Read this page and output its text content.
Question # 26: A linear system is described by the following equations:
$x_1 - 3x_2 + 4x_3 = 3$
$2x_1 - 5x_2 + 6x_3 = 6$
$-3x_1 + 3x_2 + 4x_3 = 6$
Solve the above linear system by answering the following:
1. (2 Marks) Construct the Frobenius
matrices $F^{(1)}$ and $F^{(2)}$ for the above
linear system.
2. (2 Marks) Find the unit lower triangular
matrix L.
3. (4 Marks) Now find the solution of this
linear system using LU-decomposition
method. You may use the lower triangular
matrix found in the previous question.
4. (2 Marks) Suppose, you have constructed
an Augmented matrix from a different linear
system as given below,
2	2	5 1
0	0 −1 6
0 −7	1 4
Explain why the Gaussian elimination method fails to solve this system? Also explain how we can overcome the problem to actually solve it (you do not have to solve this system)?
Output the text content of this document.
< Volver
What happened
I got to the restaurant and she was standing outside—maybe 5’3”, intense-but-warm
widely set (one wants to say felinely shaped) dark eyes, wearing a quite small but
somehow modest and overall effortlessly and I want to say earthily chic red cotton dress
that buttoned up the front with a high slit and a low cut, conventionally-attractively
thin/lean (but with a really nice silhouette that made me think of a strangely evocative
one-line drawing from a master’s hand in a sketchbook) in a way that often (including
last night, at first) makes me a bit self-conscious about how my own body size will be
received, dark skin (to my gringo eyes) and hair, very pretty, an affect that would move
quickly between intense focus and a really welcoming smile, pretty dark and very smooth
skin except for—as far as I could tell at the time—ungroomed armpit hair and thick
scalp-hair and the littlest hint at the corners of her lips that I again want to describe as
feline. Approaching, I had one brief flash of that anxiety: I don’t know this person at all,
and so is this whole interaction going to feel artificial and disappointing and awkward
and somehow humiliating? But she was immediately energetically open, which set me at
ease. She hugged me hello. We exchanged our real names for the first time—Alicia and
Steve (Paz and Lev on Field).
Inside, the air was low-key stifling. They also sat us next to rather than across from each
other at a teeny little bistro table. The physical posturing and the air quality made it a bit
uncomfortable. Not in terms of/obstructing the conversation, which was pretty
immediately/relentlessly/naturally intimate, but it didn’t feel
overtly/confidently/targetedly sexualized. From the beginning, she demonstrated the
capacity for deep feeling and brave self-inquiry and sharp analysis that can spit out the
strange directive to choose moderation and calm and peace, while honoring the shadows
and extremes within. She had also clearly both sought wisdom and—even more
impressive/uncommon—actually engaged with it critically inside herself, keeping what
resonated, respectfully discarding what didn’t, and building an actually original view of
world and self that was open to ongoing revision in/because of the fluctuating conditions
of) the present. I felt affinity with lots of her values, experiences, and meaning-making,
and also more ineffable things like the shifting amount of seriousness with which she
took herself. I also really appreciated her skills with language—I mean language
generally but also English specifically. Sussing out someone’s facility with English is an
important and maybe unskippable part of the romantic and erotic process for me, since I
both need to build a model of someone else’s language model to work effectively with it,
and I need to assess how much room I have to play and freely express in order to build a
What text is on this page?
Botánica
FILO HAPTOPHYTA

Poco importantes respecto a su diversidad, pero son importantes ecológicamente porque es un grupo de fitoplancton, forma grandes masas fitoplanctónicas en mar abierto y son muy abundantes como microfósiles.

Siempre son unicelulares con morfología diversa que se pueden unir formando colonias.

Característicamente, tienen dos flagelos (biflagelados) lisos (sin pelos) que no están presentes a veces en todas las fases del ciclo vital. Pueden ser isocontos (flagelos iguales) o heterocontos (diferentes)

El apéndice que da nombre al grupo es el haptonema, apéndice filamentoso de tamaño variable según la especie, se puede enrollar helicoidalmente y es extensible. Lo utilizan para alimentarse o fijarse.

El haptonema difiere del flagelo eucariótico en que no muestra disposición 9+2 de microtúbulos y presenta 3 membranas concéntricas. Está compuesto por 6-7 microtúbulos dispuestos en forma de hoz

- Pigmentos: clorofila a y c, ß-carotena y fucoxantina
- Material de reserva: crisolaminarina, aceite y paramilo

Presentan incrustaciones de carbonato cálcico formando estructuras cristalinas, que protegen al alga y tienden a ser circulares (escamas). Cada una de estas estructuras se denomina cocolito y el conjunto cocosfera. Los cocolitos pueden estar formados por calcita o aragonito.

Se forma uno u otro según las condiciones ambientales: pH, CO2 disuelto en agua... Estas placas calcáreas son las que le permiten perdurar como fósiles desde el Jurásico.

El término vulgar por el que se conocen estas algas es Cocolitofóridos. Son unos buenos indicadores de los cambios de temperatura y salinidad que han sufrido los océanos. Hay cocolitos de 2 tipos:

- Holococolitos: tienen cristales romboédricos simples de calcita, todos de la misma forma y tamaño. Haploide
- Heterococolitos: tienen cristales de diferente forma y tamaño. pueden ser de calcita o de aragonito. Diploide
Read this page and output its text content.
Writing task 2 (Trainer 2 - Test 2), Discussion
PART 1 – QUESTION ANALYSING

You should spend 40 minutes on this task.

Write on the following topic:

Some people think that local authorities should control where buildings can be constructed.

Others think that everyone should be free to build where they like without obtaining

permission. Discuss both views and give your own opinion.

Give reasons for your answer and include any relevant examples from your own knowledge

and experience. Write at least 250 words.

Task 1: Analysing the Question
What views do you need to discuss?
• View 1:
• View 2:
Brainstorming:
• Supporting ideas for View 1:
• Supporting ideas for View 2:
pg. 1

- [Exercise goal]
Find the word "actually" and list each line it appears in.

- [Written answer]
Explain why the Gaussian elimination method fails to solve this system? Also explain how we can overcome the problem to actually solve it (you do not have to solve this system)?
impressive/uncommon—actually engaged with it critically inside herself, keeping what
resonated, respectfully discarding what didn’t, and building an actually original view of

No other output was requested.